• _Exercise description_
Each line of the material below should be reproduced exactly.

• _Provided entries_
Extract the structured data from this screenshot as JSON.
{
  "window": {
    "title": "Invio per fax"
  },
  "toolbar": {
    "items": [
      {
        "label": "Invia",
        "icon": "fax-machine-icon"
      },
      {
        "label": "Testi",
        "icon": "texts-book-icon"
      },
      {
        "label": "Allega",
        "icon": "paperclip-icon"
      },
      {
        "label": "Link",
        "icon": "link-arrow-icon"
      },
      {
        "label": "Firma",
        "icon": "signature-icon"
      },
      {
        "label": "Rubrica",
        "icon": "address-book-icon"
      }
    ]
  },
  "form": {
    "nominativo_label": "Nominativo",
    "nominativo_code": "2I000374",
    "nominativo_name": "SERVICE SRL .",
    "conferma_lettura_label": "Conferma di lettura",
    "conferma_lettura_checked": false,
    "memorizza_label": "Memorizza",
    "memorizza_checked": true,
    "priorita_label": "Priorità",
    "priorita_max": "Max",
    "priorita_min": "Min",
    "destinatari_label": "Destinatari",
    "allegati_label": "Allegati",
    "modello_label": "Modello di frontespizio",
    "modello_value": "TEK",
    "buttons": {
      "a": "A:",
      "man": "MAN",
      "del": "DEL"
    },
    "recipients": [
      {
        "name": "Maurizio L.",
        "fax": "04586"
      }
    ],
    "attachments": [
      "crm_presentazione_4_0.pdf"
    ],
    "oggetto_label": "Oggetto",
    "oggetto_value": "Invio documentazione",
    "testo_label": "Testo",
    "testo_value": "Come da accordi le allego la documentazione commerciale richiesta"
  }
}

• _Exercise response_
Extract the structured data from this screenshot as JSON.
{
  "window": {
    "title": "Invio per fax"
  },
  "toolbar": {
    "items": [
      {
        "label": "Invia",
        "icon": "fax-machine-icon"
      },
      {
        "label": "Testi",
        "icon": "texts-book-icon"
      },
      {
        "label": "Allega",
        "icon": "paperclip-icon"
      },
      {
        "label": "Link",
        "icon": "link-arrow-icon"
      },
      {
        "label": "Firma",
        "icon": "signature-icon"
      },
      {
        "label": "Rubrica",
        "icon": "address-book-icon"
      }
    ]
  },
  "form": {
    "nominativo_label": "Nominativo",
    "nominativo_code": "2I000374",
    "nominativo_name": "SERVICE SRL .",
    "conferma_lettura_label": "Conferma di lettura",
    "conferma_lettura_checked": false,
    "memorizza_label": "Memorizza",
    "memorizza_checked": true,
    "priorita_label": "Priorità",
    "priorita_max": "Max",
    "priorita_min": "Min",
    "destinatari_label": "Destinatari",
    "allegati_label": "Allegati",
    "modello_label": "Modello di frontespizio",
    "modello_value": "TEK",
    "buttons": {
      "a": "A:",
      "man": "MAN",
      "del": "DEL"
    },
    "recipients": [
      {
        "name": "Maurizio L.",
        "fax": "04586"
      }
    ],
    "attachments": [
      "crm_presentazione_4_0.pdf"
    ],
    "oggetto_label": "Oggetto",
    "oggetto_value": "Invio documentazione",
    "testo_label": "Testo",
    "testo_value": "Come da accordi le allego la documentazione commerciale richiesta"
  }
}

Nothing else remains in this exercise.